> _DIRECTIONS FOR THIS TASK_: Would you copy out the whole listing exactly as given?

> _DATA TO USE_:
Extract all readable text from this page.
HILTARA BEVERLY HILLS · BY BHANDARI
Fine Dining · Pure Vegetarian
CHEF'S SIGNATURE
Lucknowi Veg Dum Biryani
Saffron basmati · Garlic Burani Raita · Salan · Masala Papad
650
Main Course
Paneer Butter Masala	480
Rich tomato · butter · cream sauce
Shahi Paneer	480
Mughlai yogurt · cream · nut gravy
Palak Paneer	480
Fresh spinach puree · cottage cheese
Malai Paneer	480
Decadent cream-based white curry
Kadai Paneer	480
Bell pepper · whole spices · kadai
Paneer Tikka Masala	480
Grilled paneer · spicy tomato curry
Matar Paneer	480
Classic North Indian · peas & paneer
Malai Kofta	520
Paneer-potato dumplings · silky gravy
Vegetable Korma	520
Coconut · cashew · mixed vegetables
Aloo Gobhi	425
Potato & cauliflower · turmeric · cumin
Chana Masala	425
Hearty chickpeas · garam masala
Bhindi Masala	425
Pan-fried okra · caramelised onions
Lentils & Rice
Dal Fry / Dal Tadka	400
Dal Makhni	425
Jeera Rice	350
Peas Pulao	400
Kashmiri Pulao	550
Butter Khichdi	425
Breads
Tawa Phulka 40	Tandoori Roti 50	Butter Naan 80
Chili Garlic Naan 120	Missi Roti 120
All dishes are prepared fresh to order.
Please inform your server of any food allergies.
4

> _COMPLETE OUTPUT_:
Extract all readable text from this page.
HILTARA BEVERLY HILLS · BY BHANDARI
Fine Dining · Pure Vegetarian
CHEF'S SIGNATURE
Lucknowi Veg Dum Biryani
Saffron basmati · Garlic Burani Raita · Salan · Masala Papad
650
Main Course
Paneer Butter Masala	480
Rich tomato · butter · cream sauce
Shahi Paneer	480
Mughlai yogurt · cream · nut gravy
Palak Paneer	480
Fresh spinach puree · cottage cheese
Malai Paneer	480
Decadent cream-based white curry
Kadai Paneer	480
Bell pepper · whole spices · kadai
Paneer Tikka Masala	480
Grilled paneer · spicy tomato curry
Matar Paneer	480
Classic North Indian · peas & paneer
Malai Kofta	520
Paneer-potato dumplings · silky gravy
Vegetable Korma	520
Coconut · cashew · mixed vegetables
Aloo Gobhi	425
Potato & cauliflower · turmeric · cumin
Chana Masala	425
Hearty chickpeas · garam masala
Bhindi Masala	425
Pan-fried okra · caramelised onions
Lentils & Rice
Dal Fry / Dal Tadka	400
Dal Makhni	425
Jeera Rice	350
Peas Pulao	400
Kashmiri Pulao	550
Butter Khichdi	425
Breads
Tawa Phulka 40	Tandoori Roti 50	Butter Naan 80
Chili Garlic Naan 120	Missi Roti 120
All dishes are prepared fresh to order.
Please inform your server of any food allergies.
4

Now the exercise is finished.